[start Entries]

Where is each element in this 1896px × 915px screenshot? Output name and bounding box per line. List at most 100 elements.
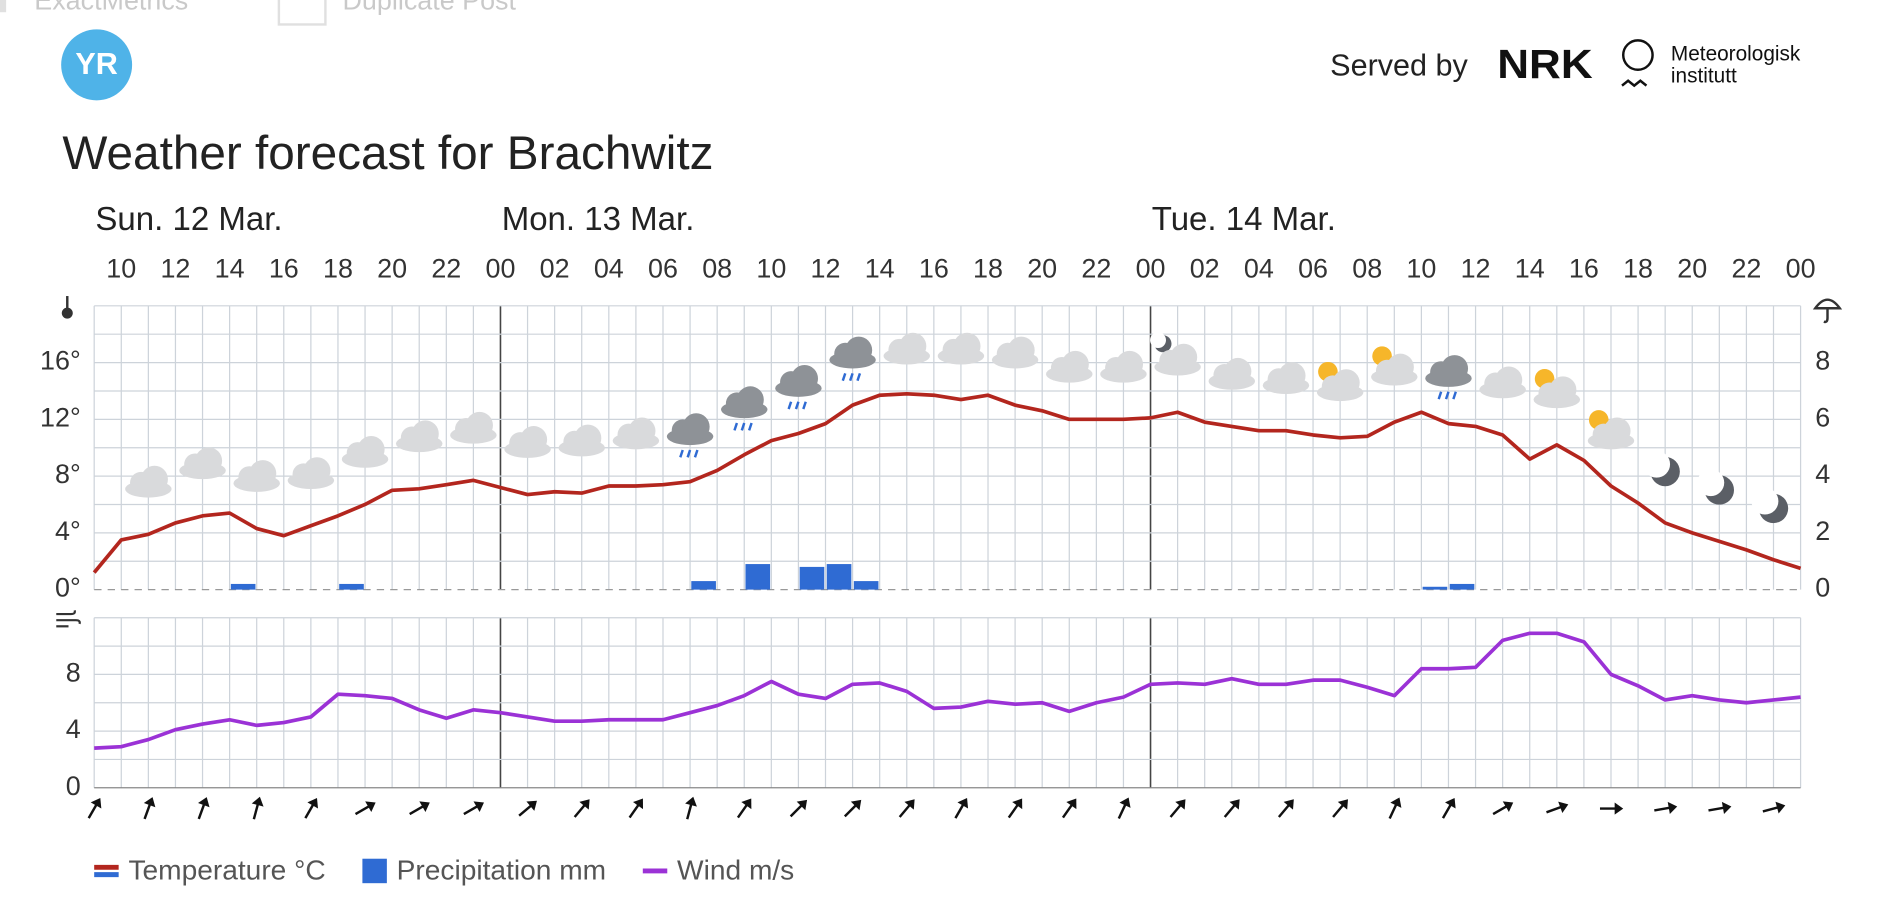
wind-arrow	[87, 797, 102, 819]
cloud-part	[303, 457, 331, 485]
x-tick-label: 00	[1136, 253, 1166, 283]
wind-arrow	[518, 800, 537, 817]
cloud-part	[1278, 362, 1306, 390]
x-tick-label: 22	[431, 253, 461, 283]
wind-arrow	[143, 797, 156, 820]
precipitation-bar	[1449, 583, 1475, 590]
wind-arrow	[685, 796, 697, 820]
weather-icon	[395, 420, 443, 453]
moon-cut	[1751, 487, 1779, 515]
rain-drop	[747, 422, 753, 431]
x-tick-label: 02	[540, 253, 570, 283]
toolbar-item[interactable]: Duplicate Post	[343, 0, 517, 16]
toolbar: ExactMetrics Duplicate Post	[0, 0, 517, 26]
arrow-head	[957, 797, 969, 809]
x-tick-label: 20	[377, 253, 407, 283]
x-tick-label: 20	[1677, 253, 1707, 283]
weather-icon	[721, 386, 768, 431]
wind-arrow	[1599, 802, 1624, 815]
precipitation-bar	[853, 581, 879, 590]
arrow-head	[1390, 797, 1402, 808]
weather-icon	[1262, 362, 1310, 394]
x-tick-label: 22	[1081, 253, 1111, 283]
arrow-head	[1175, 799, 1186, 810]
arrow-head	[632, 798, 644, 810]
cloud-part	[1386, 353, 1414, 381]
cloud-part	[736, 386, 764, 414]
rain-drop	[1444, 391, 1450, 400]
rain-drop	[686, 449, 692, 458]
x-tick-label: 18	[1623, 253, 1653, 283]
cloud-part	[411, 420, 439, 448]
arrow-head	[526, 800, 537, 811]
arrow-head	[904, 799, 915, 810]
wind-arrow	[1332, 799, 1348, 818]
weather-icon	[1425, 355, 1472, 400]
cloud-part	[1603, 417, 1631, 445]
nrk-logo: NRK	[1497, 41, 1592, 87]
legend-label: Temperature °C	[128, 855, 325, 886]
cloud-part	[1007, 336, 1035, 364]
wind-arrow	[1762, 801, 1786, 814]
x-tick-label: 12	[811, 253, 841, 283]
temperature-line	[92, 391, 1802, 574]
y2-tick-label: 2	[1815, 516, 1830, 546]
x-tick-label: 18	[323, 253, 353, 283]
x-tick-label: 16	[269, 253, 299, 283]
cloud-part	[682, 413, 710, 441]
cloud-part	[357, 435, 385, 463]
weather-icon	[666, 413, 714, 458]
cloud-part	[791, 365, 818, 392]
x-tick-label: 08	[1352, 253, 1382, 283]
y-tick-label: 12°	[40, 402, 81, 432]
x-tick-label: 04	[594, 253, 624, 283]
toolbar-icon	[277, 0, 327, 26]
cloud-part	[1441, 355, 1469, 383]
weather-icon	[1100, 350, 1147, 383]
y-tick-label: 0°	[55, 573, 81, 603]
weather-icon	[937, 332, 985, 365]
cloud-part	[1549, 376, 1577, 404]
cloud-part	[195, 447, 223, 475]
wind-arrow	[898, 799, 915, 818]
day-label: Mon. 13 Mar.	[502, 200, 695, 237]
weather-icon	[775, 365, 822, 410]
rain-drop	[1437, 391, 1443, 400]
cloud-part	[1332, 369, 1360, 397]
moon-cut	[1697, 469, 1725, 497]
toolbar-item[interactable]: ExactMetrics	[34, 0, 188, 16]
rain-drop	[787, 401, 793, 410]
y2-tick-label: 0	[1815, 573, 1830, 603]
arrow-head	[685, 796, 697, 807]
wind-arrow	[1117, 797, 1131, 820]
rain-drop	[841, 372, 847, 382]
weather-icon	[1533, 369, 1581, 409]
logo[interactable]	[61, 29, 133, 101]
weather-icon	[125, 465, 172, 498]
weather-icon	[233, 460, 280, 492]
precipitation-bar	[691, 581, 716, 590]
wind-arrow	[1223, 799, 1240, 818]
arrow-head	[251, 796, 264, 807]
rain-drop	[740, 422, 746, 431]
y-tick-label: 8°	[55, 459, 81, 489]
x-tick-label: 14	[1515, 253, 1545, 283]
rain-drop	[693, 449, 699, 458]
x-tick-label: 20	[1027, 253, 1057, 283]
weather-icon	[883, 332, 931, 365]
precipitation-bar	[339, 583, 364, 590]
y2-tick-label: 6	[1815, 402, 1830, 432]
cloud-part	[1170, 343, 1198, 371]
y-tick-label: 16°	[40, 346, 81, 376]
weather-icon	[1751, 487, 1789, 524]
moon-cut	[1643, 450, 1671, 478]
x-tick-label: 00	[1786, 253, 1816, 283]
x-tick-label: 10	[1406, 253, 1436, 283]
rain-drop	[679, 449, 684, 458]
cloud-part	[574, 424, 602, 452]
weather-icon	[829, 336, 876, 382]
weather-icon	[1316, 361, 1364, 402]
arrow-head	[1775, 801, 1786, 814]
weather-icon	[450, 411, 497, 444]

[end Entries]

Task brief:
Recast all of the lines above as a JSON list of strings, one string per line, leaving out blank lines and the picture.

Response for this exercise:
[
  "Where is each element in this 1896px × 915px screenshot? Output name and bounding box per line. List at most 100 elements.",
  "wind-arrow\t[87, 797, 102, 819]",
  "cloud-part\t[303, 457, 331, 485]",
  "x-tick-label: 00\t[1136, 253, 1166, 283]",
  "wind-arrow\t[518, 800, 537, 817]",
  "cloud-part\t[1278, 362, 1306, 390]",
  "x-tick-label: 22\t[431, 253, 461, 283]",
  "wind-arrow\t[143, 797, 156, 820]",
  "precipitation-bar\t[1449, 583, 1475, 590]",
  "wind-arrow\t[685, 796, 697, 820]",
  "weather-icon\t[395, 420, 443, 453]",
  "moon-cut\t[1751, 487, 1779, 515]",
  "rain-drop\t[747, 422, 753, 431]",
  "x-tick-label: 02\t[540, 253, 570, 283]",
  "toolbar-item[interactable]: Duplicate Post\t[343, 0, 517, 16]",
  "toolbar: ExactMetrics Duplicate Post\t[0, 0, 517, 26]",
  "arrow-head\t[957, 797, 969, 809]",
  "x-tick-label: 20\t[377, 253, 407, 283]",
  "x-tick-label: 20\t[1677, 253, 1707, 283]",
  "weather-icon\t[721, 386, 768, 431]",
  "wind-arrow\t[1599, 802, 1624, 815]",
  "precipitation-bar\t[853, 581, 879, 590]",
  "arrow-head\t[1390, 797, 1402, 808]",
  "weather-icon\t[1262, 362, 1310, 394]",
  "x-tick-label: 22\t[1081, 253, 1111, 283]",
  "arrow-head\t[1175, 799, 1186, 810]",
  "arrow-head\t[632, 798, 644, 810]",
  "cloud-part\t[1386, 353, 1414, 381]",
  "cloud-part\t[736, 386, 764, 414]",
  "rain-drop\t[1444, 391, 1450, 400]",
  "rain-drop\t[686, 449, 692, 458]",
  "x-tick-label: 18\t[1623, 253, 1653, 283]",
  "cloud-part\t[411, 420, 439, 448]",
  "arrow-head\t[526, 800, 537, 811]",
  "arrow-head\t[904, 799, 915, 810]",
  "wind-arrow\t[1332, 799, 1348, 818]",
  "weather-icon\t[1425, 355, 1472, 400]",
  "cloud-part\t[1603, 417, 1631, 445]",
  "nrk-logo: NRK\t[1497, 41, 1592, 87]",
  "legend-label: Temperature °C\t[128, 855, 325, 886]",
  "cloud-part\t[1007, 336, 1035, 364]",
  "wind-arrow\t[1762, 801, 1786, 814]",
  "x-tick-label: 12\t[811, 253, 841, 283]",
  "temperature-line\t[92, 391, 1802, 574]",
  "y2-tick-label: 2\t[1815, 516, 1830, 546]",
  "x-tick-label: 18\t[323, 253, 353, 283]",
  "x-tick-label: 16\t[269, 253, 299, 283]",
  "cloud-part\t[682, 413, 710, 441]",
  "cloud-part\t[357, 435, 385, 463]",
  "weather-icon\t[666, 413, 714, 458]",
  "cloud-part\t[791, 365, 818, 392]",
  "x-tick-label: 08\t[1352, 253, 1382, 283]",
  "y-tick-label: 12°\t[40, 402, 81, 432]",
  "x-tick-label: 04\t[594, 253, 624, 283]",
  "toolbar-icon\t[277, 0, 327, 26]",
  "cloud-part\t[1441, 355, 1469, 383]",
  "weather-icon\t[1100, 350, 1147, 383]",
  "y-tick-label: 0°\t[55, 573, 81, 603]",
  "weather-icon\t[937, 332, 985, 365]",
  "cloud-part\t[1549, 376, 1577, 404]",
  "cloud-part\t[195, 447, 223, 475]",
  "wind-arrow\t[898, 799, 915, 818]",
  "day-label: Mon. 13 Mar.\t[502, 200, 695, 237]",
  "weather-icon\t[775, 365, 822, 410]",
  "rain-drop\t[1437, 391, 1443, 400]",
  "cloud-part\t[1332, 369, 1360, 397]",
  "moon-cut\t[1697, 469, 1725, 497]",
  "toolbar-item[interactable]: ExactMetrics\t[34, 0, 188, 16]",
  "rain-drop\t[787, 401, 793, 410]",
  "y2-tick-label: 0\t[1815, 573, 1830, 603]",
  "arrow-head\t[685, 796, 697, 807]",
  "wind-arrow\t[1117, 797, 1131, 820]",
  "rain-drop\t[841, 372, 847, 382]",
  "weather-icon\t[1533, 369, 1581, 409]",
  "logo[interactable]\t[61, 29, 133, 101]",
  "weather-icon\t[125, 465, 172, 498]",
  "weather-icon\t[233, 460, 280, 492]",
  "precipitation-bar\t[691, 581, 716, 590]",
  "wind-arrow\t[1223, 799, 1240, 818]",
  "arrow-head\t[251, 796, 264, 807]",
  "rain-drop\t[740, 422, 746, 431]",
  "y-tick-label: 8°\t[55, 459, 81, 489]",
  "x-tick-label: 14\t[1515, 253, 1545, 283]",
  "rain-drop\t[693, 449, 699, 458]",
  "x-tick-label: 20\t[1027, 253, 1057, 283]",
  "weather-icon\t[883, 332, 931, 365]",
  "precipitation-bar\t[339, 583, 364, 590]",
  "y2-tick-label: 6\t[1815, 402, 1830, 432]",
  "cloud-part\t[1170, 343, 1198, 371]",
  "y-tick-label: 16°\t[40, 346, 81, 376]",
  "weather-icon\t[1751, 487, 1789, 524]",
  "moon-cut\t[1643, 450, 1671, 478]",
  "x-tick-label: 00\t[1786, 253, 1816, 283]",
  "x-tick-label: 10\t[1406, 253, 1436, 283]",
  "rain-drop\t[679, 449, 684, 458]",
  "cloud-part\t[574, 424, 602, 452]",
  "weather-icon\t[829, 336, 876, 382]",
  "weather-icon\t[1316, 361, 1364, 402]",
  "arrow-head\t[1775, 801, 1786, 814]",
  "weather-icon\t[450, 411, 497, 444]"
]